● What needs to be done
Could you write out every entry exactly as it stands?
+++
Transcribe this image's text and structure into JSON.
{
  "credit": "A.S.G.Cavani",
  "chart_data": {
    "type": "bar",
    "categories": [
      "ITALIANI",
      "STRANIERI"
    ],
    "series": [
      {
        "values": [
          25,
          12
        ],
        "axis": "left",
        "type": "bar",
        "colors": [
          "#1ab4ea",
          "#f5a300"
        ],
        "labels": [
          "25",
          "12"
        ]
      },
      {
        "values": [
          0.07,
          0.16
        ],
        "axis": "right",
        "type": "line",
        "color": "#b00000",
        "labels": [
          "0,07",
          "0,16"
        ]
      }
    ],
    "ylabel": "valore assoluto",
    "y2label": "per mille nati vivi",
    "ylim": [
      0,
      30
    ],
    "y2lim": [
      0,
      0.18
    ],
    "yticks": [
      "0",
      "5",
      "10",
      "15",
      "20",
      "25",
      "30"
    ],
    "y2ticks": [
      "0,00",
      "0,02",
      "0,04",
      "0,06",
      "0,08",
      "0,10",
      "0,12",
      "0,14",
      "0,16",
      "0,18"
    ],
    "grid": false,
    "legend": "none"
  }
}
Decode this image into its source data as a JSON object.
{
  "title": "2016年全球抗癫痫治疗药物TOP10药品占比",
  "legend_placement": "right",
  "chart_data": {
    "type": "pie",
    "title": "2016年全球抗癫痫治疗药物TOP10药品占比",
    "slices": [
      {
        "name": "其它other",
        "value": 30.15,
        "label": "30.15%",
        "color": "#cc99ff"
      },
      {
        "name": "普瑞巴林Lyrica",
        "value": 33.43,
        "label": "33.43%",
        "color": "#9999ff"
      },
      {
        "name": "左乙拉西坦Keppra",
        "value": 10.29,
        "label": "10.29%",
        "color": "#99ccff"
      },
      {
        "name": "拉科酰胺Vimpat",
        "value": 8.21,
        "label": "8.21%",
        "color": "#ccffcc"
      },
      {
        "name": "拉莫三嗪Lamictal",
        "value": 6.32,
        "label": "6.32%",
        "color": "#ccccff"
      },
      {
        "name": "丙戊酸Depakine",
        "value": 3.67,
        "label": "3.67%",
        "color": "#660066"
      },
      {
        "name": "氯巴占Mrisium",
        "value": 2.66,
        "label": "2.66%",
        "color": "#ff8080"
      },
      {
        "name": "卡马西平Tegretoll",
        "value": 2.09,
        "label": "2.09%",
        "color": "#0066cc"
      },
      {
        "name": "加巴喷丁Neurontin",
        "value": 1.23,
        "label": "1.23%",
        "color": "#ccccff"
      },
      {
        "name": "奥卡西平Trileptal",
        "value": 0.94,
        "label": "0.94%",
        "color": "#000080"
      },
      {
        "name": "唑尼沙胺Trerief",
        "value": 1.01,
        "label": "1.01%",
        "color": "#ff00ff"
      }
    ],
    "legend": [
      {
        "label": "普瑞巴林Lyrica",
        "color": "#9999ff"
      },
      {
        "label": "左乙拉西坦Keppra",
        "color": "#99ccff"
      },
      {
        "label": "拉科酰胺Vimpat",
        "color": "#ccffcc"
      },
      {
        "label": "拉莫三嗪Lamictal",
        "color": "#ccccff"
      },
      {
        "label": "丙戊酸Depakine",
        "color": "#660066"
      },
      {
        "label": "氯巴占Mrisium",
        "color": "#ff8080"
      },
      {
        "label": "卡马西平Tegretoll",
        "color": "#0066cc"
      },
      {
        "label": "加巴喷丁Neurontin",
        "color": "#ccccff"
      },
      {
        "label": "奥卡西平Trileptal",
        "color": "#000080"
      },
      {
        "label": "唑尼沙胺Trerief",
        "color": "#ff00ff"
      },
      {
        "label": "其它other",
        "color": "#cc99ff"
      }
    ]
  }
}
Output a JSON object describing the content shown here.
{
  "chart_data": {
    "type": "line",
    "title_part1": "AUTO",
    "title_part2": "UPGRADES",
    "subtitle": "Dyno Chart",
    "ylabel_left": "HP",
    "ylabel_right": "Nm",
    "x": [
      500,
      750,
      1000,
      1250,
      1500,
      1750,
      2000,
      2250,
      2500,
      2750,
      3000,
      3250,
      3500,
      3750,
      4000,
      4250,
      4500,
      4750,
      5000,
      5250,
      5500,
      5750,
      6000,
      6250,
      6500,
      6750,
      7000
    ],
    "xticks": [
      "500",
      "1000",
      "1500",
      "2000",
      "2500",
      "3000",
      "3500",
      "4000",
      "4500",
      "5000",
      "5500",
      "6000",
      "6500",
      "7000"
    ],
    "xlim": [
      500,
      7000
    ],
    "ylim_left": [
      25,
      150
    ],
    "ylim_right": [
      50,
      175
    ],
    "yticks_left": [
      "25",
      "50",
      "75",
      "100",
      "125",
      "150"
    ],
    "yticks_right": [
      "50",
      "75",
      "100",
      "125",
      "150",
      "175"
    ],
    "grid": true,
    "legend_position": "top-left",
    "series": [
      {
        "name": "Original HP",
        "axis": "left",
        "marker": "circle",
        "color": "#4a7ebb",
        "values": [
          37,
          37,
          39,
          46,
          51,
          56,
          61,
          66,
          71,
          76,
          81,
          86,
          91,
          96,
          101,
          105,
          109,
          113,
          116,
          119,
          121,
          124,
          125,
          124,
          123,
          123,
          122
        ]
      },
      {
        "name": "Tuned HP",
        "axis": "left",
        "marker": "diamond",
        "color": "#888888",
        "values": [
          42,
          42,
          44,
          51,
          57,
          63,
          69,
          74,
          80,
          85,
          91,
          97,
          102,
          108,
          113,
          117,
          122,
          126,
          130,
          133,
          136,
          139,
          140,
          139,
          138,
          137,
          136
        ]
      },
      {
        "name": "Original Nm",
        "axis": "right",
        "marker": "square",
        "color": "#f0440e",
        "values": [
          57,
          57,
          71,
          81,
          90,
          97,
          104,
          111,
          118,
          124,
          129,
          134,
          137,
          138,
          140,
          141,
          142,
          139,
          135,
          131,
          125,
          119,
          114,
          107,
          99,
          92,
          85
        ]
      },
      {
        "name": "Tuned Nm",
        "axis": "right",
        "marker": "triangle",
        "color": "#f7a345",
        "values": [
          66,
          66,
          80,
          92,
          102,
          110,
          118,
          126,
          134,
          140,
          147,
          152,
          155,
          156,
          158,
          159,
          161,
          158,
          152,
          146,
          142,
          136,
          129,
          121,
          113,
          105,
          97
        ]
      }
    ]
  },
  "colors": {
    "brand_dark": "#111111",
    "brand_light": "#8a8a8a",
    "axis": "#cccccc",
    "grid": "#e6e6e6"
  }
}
+++
● Expected answer
Transcribe this image's text and structure into JSON.
{
  "credit": "A.S.G.Cavani",
  "chart_data": {
    "type": "bar",
    "categories": [
      "ITALIANI",
      "STRANIERI"
    ],
    "series": [
      {
        "values": [
          25,
          12
        ],
        "axis": "left",
        "type": "bar",
        "colors": [
          "#1ab4ea",
          "#f5a300"
        ],
        "labels": [
          "25",
          "12"
        ]
      },
      {
        "values": [
          0.07,
          0.16
        ],
        "axis": "right",
        "type": "line",
        "color": "#b00000",
        "labels": [
          "0,07",
          "0,16"
        ]
      }
    ],
    "ylabel": "valore assoluto",
    "y2label": "per mille nati vivi",
    "ylim": [
      0,
      30
    ],
    "y2lim": [
      0,
      0.18
    ],
    "yticks": [
      "0",
      "5",
      "10",
      "15",
      "20",
      "25",
      "30"
    ],
    "y2ticks": [
      "0,00",
      "0,02",
      "0,04",
      "0,06",
      "0,08",
      "0,10",
      "0,12",
      "0,14",
      "0,16",
      "0,18"
    ],
    "grid": false,
    "legend": "none"
  }
}
Decode this image into its source data as a JSON object.
{
  "title": "2016年全球抗癫痫治疗药物TOP10药品占比",
  "legend_placement": "right",
  "chart_data": {
    "type": "pie",
    "title": "2016年全球抗癫痫治疗药物TOP10药品占比",
    "slices": [
      {
        "name": "其它other",
        "value": 30.15,
        "label": "30.15%",
        "color": "#cc99ff"
      },
      {
        "name": "普瑞巴林Lyrica",
        "value": 33.43,
        "label": "33.43%",
        "color": "#9999ff"
      },
      {
        "name": "左乙拉西坦Keppra",
        "value": 10.29,
        "label": "10.29%",
        "color": "#99ccff"
      },
      {
        "name": "拉科酰胺Vimpat",
        "value": 8.21,
        "label": "8.21%",
        "color": "#ccffcc"
      },
      {
        "name": "拉莫三嗪Lamictal",
        "value": 6.32,
        "label": "6.32%",
        "color": "#ccccff"
      },
      {
        "name": "丙戊酸Depakine",
        "value": 3.67,
        "label": "3.67%",
        "color": "#660066"
      },
      {
        "name": "氯巴占Mrisium",
        "value": 2.66,
        "label": "2.66%",
        "color": "#ff8080"
      },
      {
        "name": "卡马西平Tegretoll",
        "value": 2.09,
        "label": "2.09%",
        "color": "#0066cc"
      },
      {
        "name": "加巴喷丁Neurontin",
        "value": 1.23,
        "label": "1.23%",
        "color": "#ccccff"
      },
      {
        "name": "奥卡西平Trileptal",
        "value": 0.94,
        "label": "0.94%",
        "color": "#000080"
      },
      {
        "name": "唑尼沙胺Trerief",
        "value": 1.01,
        "label": "1.01%",
        "color": "#ff00ff"
      }
    ],
    "legend": [
      {
        "label": "普瑞巴林Lyrica",
        "color": "#9999ff"
      },
      {
        "label": "左乙拉西坦Keppra",
        "color": "#99ccff"
      },
      {
        "label": "拉科酰胺Vimpat",
        "color": "#ccffcc"
      },
      {
        "label": "拉莫三嗪Lamictal",
        "color": "#ccccff"
      },
      {
        "label": "丙戊酸Depakine",
        "color": "#660066"
      },
      {
        "label": "氯巴占Mrisium",
        "color": "#ff8080"
      },
      {
        "label": "卡马西平Tegretoll",
        "color": "#0066cc"
      },
      {
        "label": "加巴喷丁Neurontin",
        "color": "#ccccff"
      },
      {
        "label": "奥卡西平Trileptal",
        "color": "#000080"
      },
      {
        "label": "唑尼沙胺Trerief",
        "color": "#ff00ff"
      },
      {
        "label": "其它other",
        "color": "#cc99ff"
      }
    ]
  }
}
Output a JSON object describing the content shown here.
{
  "chart_data": {
    "type": "line",
    "title_part1": "AUTO",
    "title_part2": "UPGRADES",
    "subtitle": "Dyno Chart",
    "ylabel_left": "HP",
    "ylabel_right": "Nm",
    "x": [
      500,
      750,
      1000,
      1250,
      1500,
      1750,
      2000,
      2250,
      2500,
      2750,
      3000,
      3250,
      3500,
      3750,
      4000,
      4250,
      4500,
      4750,
      5000,
      5250,
      5500,
      5750,
      6000,
      6250,
      6500,
      6750,
      7000
    ],
    "xticks": [
      "500",
      "1000",
      "1500",
      "2000",
      "2500",
      "3000",
      "3500",
      "4000",
      "4500",
      "5000",
      "5500",
      "6000",
      "6500",
      "7000"
    ],
    "xlim": [
      500,
      7000
    ],
    "ylim_left": [
      25,
      150
    ],
    "ylim_right": [
      50,
      175
    ],
    "yticks_left": [
      "25",
      "50",
      "75",
      "100",
      "125",
      "150"
    ],
    "yticks_right": [
      "50",
      "75",
      "100",
      "125",
      "150",
      "175"
    ],
    "grid": true,
    "legend_position": "top-left",
    "series": [
      {
        "name": "Original HP",
        "axis": "left",
        "marker": "circle",
        "color": "#4a7ebb",
        "values": [
          37,
          37,
          39,
          46,
          51,
          56,
          61,
          66,
          71,
          76,
          81,
          86,
          91,
          96,
          101,
          105,
          109,
          113,
          116,
          119,
          121,
          124,
          125,
          124,
          123,
          123,
          122
        ]
      },
      {
        "name": "Tuned HP",
        "axis": "left",
        "marker": "diamond",
        "color": "#888888",
        "values": [
          42,
          42,
          44,
          51,
          57,
          63,
          69,
          74,
          80,
          85,
          91,
          97,
          102,
          108,
          113,
          117,
          122,
          126,
          130,
          133,
          136,
          139,
          140,
          139,
          138,
          137,
          136
        ]
      },
      {
        "name": "Original Nm",
        "axis": "right",
        "marker": "square",
        "color": "#f0440e",
        "values": [
          57,
          57,
          71,
          81,
          90,
          97,
          104,
          111,
          118,
          124,
          129,
          134,
          137,
          138,
          140,
          141,
          142,
          139,
          135,
          131,
          125,
          119,
          114,
          107,
          99,
          92,
          85
        ]
      },
      {
        "name": "Tuned Nm",
        "axis": "right",
        "marker": "triangle",
        "color": "#f7a345",
        "values": [
          66,
          66,
          80,
          92,
          102,
          110,
          118,
          126,
          134,
          140,
          147,
          152,
          155,
          156,
          158,
          159,
          161,
          158,
          152,
          146,
          142,
          136,
          129,
          121,
          113,
          105,
          97
        ]
      }
    ]
  },
  "colors": {
    "brand_dark": "#111111",
    "brand_light": "#8a8a8a",
    "axis": "#cccccc",
    "grid": "#e6e6e6"
  }
}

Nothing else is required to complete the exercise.